◆ **Written request**
Return all lines with the word "JSON" in them.
------------------------------------
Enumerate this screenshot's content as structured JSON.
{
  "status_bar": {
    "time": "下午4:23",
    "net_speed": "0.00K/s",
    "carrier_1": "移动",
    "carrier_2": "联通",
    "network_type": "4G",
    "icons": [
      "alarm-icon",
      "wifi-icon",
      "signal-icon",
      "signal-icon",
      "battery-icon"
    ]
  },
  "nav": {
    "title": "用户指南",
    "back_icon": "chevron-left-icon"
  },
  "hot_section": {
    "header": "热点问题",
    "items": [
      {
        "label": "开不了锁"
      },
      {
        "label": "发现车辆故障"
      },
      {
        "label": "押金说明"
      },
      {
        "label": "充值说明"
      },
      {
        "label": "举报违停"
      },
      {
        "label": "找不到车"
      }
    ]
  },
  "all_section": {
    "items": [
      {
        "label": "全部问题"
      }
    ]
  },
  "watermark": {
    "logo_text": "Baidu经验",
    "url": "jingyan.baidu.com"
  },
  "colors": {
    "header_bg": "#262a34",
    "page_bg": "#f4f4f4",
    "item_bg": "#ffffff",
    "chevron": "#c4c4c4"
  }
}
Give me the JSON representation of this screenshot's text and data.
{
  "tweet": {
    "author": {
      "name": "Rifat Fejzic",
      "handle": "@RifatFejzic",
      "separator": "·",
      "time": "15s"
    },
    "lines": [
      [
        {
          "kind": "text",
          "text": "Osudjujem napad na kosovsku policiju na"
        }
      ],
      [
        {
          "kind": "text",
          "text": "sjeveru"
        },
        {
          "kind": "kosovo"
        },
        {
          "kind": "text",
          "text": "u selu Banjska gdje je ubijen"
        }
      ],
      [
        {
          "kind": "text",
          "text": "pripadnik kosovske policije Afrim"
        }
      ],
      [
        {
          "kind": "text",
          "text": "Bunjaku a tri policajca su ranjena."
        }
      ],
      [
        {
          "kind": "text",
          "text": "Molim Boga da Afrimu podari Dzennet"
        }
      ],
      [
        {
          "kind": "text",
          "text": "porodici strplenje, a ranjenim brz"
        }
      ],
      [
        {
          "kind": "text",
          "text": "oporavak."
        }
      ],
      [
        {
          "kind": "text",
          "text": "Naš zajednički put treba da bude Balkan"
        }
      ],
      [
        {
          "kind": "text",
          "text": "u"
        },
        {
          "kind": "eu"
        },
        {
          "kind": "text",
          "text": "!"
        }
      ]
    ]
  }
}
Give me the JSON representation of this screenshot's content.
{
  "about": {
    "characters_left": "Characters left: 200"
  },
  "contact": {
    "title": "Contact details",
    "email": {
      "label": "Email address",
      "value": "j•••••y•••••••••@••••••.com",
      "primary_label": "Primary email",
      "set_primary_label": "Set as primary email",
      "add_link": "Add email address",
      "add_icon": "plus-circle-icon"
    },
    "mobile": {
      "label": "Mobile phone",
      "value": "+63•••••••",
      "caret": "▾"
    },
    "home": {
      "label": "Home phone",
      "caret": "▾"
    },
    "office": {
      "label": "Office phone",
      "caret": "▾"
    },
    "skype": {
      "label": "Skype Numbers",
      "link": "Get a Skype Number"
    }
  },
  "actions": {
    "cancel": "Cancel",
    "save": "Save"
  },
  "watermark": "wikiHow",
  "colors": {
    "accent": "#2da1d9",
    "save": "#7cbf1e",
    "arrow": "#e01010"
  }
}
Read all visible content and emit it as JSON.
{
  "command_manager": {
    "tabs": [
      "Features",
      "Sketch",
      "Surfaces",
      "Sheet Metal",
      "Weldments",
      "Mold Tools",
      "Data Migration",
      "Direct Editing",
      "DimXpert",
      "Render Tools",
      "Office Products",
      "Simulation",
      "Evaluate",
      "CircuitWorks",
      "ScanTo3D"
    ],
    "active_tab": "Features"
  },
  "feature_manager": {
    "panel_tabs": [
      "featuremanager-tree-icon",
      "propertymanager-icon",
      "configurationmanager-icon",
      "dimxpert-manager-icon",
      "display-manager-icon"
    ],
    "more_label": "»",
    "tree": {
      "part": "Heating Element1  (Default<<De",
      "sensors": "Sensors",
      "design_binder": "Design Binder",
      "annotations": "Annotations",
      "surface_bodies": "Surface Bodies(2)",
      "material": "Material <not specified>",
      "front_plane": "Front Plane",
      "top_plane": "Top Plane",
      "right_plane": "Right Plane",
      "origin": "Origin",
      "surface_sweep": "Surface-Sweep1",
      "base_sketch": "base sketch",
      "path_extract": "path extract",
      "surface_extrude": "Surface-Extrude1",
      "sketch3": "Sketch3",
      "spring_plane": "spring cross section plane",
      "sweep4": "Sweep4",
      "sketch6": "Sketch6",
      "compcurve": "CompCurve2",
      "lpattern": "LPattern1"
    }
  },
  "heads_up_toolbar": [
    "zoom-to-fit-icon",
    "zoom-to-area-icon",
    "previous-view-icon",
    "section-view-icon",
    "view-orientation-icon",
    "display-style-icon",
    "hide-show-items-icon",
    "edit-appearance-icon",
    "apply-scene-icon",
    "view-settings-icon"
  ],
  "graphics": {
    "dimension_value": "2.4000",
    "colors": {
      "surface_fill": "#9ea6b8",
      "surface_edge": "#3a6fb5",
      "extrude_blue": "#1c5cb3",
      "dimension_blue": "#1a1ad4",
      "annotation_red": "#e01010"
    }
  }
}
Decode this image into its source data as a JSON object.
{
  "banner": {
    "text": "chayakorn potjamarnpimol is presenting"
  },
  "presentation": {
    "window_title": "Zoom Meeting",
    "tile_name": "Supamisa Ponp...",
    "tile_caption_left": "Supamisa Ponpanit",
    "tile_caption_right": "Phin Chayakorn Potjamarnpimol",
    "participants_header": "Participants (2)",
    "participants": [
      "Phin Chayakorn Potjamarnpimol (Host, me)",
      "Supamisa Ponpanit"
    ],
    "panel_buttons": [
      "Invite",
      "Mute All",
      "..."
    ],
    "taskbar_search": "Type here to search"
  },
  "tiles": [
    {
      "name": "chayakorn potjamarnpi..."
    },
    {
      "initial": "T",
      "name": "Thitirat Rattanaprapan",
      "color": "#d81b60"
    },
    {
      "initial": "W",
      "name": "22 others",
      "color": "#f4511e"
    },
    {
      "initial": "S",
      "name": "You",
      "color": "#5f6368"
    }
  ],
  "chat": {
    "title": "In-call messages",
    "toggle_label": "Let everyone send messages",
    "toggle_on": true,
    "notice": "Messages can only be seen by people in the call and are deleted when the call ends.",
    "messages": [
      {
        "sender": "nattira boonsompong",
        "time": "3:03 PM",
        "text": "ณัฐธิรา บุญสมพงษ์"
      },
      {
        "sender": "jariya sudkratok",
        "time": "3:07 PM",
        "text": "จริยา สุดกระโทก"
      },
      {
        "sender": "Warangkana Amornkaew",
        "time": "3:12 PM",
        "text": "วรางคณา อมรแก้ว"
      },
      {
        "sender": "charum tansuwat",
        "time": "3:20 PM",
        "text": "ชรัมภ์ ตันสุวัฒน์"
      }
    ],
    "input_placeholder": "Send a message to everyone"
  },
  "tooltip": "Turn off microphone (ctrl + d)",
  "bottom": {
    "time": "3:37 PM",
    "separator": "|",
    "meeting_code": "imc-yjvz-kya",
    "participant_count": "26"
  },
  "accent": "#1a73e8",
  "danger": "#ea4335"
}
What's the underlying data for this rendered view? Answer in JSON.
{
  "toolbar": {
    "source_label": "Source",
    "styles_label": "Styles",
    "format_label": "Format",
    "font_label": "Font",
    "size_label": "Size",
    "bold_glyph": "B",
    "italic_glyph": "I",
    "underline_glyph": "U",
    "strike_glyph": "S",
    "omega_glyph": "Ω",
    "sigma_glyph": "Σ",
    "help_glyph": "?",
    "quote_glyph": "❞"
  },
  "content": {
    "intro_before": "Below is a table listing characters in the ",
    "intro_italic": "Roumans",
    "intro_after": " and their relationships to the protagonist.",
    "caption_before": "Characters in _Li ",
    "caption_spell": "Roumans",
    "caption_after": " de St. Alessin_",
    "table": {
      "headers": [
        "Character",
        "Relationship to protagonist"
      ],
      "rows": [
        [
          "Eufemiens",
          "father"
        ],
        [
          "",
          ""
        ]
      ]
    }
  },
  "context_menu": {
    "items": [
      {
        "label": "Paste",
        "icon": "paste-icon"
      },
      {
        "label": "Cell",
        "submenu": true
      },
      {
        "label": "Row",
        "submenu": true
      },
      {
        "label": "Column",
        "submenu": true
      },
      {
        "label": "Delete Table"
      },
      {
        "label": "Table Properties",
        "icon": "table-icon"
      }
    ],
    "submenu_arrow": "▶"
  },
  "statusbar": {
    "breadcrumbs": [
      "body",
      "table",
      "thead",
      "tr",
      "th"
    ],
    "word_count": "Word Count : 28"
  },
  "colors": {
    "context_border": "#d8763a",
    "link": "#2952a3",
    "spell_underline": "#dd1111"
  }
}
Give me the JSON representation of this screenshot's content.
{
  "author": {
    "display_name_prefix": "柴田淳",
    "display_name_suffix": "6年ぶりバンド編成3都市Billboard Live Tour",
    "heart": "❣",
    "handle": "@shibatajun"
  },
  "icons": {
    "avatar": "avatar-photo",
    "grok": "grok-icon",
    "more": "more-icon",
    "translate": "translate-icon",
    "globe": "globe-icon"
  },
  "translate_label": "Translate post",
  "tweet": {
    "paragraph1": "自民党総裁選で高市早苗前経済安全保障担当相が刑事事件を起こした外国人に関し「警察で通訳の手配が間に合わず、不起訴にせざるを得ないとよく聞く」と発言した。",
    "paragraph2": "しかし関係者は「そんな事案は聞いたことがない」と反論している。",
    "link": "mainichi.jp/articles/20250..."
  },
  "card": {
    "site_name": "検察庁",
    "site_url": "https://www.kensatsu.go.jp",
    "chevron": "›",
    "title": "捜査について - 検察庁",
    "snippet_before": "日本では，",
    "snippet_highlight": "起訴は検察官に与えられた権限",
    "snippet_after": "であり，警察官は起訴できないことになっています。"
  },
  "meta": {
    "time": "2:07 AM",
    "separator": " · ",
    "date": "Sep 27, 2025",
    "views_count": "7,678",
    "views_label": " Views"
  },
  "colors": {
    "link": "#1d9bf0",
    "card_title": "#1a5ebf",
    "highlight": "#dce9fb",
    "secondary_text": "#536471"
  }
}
------------------------------------
◆ **Written answer**
Enumerate this screenshot's content as structured JSON.
Give me the JSON representation of this screenshot's text and data.
Give me the JSON representation of this screenshot's content.
Read all visible content and emit it as JSON.
Decode this image into its source data as a JSON object.
What's the underlying data for this rendered view? Answer in JSON.
Give me the JSON representation of this screenshot's content.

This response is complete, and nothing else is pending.